Using the material below, copy every line where "image" appears.

'''

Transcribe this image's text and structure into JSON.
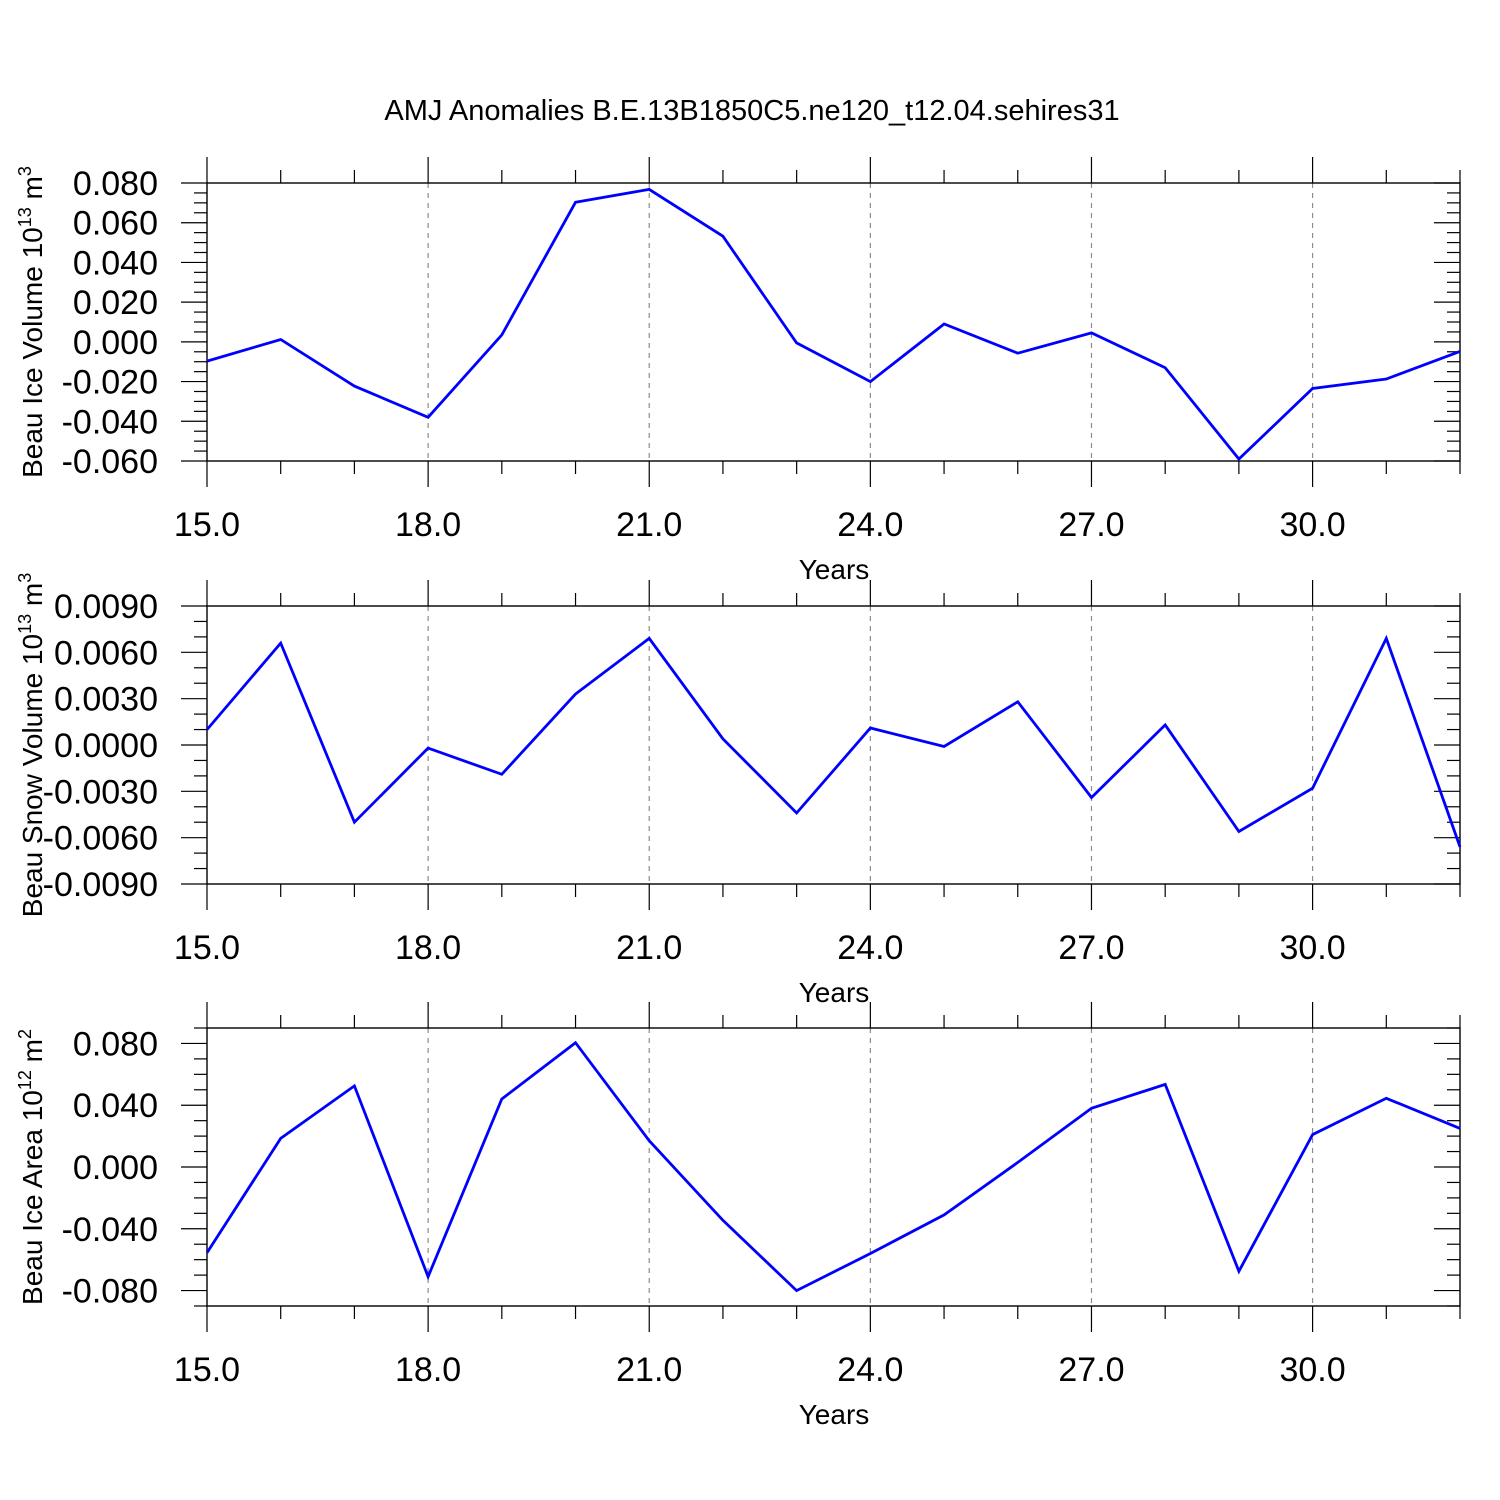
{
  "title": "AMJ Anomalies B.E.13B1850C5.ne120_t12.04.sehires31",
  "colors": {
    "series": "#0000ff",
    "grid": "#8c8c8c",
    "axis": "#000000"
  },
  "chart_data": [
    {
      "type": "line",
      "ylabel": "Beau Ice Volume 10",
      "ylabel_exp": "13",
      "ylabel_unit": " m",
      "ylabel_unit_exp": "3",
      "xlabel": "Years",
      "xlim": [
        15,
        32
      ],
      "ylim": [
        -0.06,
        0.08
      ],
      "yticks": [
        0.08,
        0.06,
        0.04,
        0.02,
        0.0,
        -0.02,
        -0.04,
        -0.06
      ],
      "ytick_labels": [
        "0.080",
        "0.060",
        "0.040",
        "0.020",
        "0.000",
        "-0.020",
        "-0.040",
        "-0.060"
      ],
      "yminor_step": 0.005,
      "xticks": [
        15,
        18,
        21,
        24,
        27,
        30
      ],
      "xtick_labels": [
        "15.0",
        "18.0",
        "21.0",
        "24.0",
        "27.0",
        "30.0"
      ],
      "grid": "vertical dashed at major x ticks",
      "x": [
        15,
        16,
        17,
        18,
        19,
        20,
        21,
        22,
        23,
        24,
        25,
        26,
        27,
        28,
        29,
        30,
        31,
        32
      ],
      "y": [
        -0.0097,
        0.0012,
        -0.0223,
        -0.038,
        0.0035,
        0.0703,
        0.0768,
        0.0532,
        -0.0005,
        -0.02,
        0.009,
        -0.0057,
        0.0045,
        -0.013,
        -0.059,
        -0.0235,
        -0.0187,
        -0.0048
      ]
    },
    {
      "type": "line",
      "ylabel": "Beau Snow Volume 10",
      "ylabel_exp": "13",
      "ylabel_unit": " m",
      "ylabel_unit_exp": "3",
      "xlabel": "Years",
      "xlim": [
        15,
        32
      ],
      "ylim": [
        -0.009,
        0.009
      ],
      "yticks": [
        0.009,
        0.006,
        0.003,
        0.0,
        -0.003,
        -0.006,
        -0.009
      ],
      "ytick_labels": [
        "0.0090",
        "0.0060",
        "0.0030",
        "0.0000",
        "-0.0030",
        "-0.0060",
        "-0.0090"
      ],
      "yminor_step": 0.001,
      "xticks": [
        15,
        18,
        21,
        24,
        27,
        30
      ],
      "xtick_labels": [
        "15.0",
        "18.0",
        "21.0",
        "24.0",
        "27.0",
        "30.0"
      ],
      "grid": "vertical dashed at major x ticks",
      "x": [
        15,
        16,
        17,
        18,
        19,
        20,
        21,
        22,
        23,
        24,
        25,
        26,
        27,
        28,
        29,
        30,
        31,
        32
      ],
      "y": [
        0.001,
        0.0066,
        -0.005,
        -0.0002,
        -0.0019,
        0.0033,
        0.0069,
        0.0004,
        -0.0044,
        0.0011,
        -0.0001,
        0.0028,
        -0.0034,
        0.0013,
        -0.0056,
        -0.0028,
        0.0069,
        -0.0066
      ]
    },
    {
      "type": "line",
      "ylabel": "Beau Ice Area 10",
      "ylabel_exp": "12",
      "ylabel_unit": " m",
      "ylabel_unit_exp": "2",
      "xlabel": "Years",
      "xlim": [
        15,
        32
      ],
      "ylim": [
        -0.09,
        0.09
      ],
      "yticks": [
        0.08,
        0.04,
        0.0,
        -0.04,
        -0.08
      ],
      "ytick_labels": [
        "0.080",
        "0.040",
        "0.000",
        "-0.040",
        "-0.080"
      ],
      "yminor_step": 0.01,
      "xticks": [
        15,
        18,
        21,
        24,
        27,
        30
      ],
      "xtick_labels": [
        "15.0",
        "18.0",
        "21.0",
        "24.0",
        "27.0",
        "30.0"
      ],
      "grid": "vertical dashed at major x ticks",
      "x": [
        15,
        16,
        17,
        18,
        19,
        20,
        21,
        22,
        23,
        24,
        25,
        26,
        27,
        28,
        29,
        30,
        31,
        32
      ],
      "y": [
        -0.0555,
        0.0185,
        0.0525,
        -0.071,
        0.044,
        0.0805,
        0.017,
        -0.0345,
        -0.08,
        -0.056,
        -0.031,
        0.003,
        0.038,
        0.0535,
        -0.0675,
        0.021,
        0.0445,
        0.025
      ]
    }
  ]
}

'''
'''

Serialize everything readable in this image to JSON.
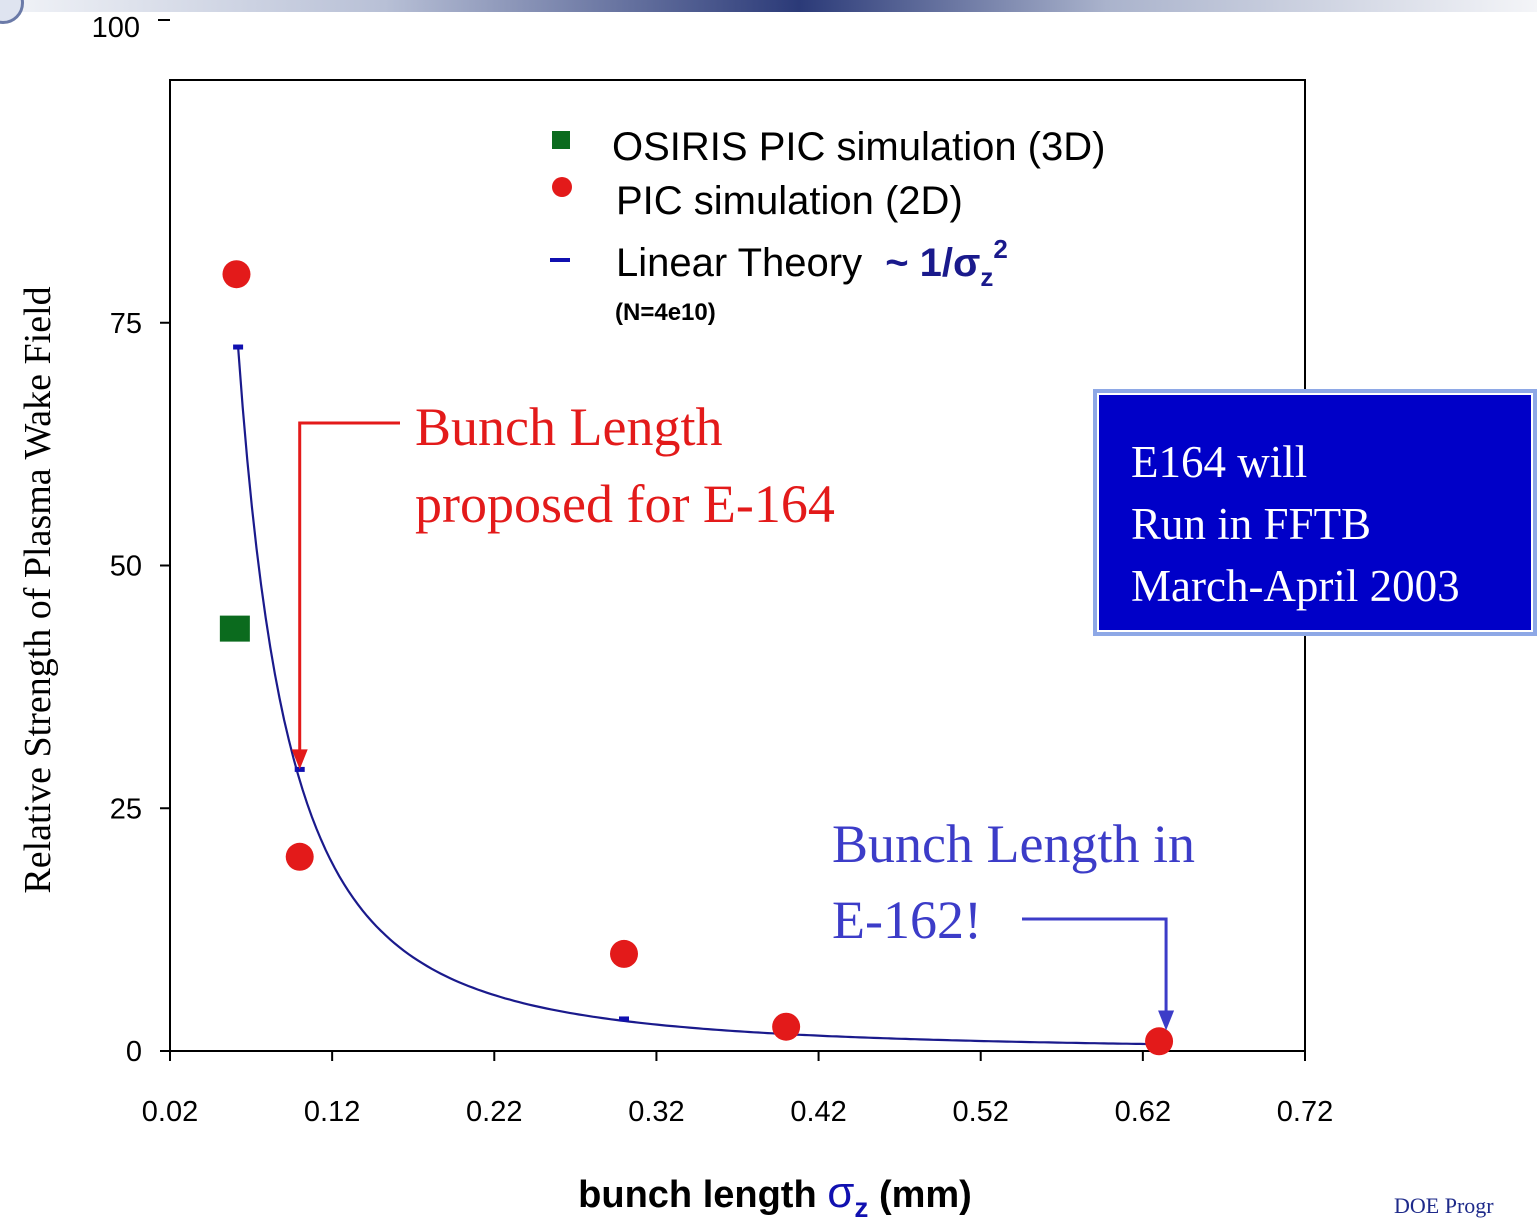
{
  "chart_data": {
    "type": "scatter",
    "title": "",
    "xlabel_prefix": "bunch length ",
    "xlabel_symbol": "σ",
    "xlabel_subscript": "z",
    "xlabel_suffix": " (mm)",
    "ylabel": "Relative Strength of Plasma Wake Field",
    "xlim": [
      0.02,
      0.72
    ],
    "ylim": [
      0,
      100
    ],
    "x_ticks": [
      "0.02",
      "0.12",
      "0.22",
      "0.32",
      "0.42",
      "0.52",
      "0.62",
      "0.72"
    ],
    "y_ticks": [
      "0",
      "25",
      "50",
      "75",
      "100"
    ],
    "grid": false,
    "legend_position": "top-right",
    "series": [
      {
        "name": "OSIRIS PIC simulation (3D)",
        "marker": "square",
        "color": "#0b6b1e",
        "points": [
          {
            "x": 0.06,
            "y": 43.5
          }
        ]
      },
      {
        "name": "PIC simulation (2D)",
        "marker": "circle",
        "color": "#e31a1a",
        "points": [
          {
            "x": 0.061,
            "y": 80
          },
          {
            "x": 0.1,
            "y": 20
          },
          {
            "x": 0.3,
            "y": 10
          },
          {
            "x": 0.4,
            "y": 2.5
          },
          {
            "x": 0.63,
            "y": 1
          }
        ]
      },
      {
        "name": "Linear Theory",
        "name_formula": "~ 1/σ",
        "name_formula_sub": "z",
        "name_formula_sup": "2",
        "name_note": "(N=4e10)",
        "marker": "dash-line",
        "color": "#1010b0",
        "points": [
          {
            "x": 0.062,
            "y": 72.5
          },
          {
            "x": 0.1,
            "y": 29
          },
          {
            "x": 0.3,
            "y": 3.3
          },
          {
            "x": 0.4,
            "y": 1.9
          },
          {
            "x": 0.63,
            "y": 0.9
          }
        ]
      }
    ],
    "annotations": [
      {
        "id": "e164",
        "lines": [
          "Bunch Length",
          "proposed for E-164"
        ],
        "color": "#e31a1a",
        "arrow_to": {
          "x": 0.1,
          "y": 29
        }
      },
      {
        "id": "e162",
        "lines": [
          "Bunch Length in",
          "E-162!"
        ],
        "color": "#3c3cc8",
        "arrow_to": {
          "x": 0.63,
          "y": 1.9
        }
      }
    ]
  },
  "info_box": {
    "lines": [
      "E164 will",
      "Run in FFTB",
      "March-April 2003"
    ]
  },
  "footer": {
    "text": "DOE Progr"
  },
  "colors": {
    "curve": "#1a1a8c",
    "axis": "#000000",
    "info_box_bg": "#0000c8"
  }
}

'''

* Written solution *
Transcribe this image's text and structure into JSON.
Serialize everything readable in this image to JSON.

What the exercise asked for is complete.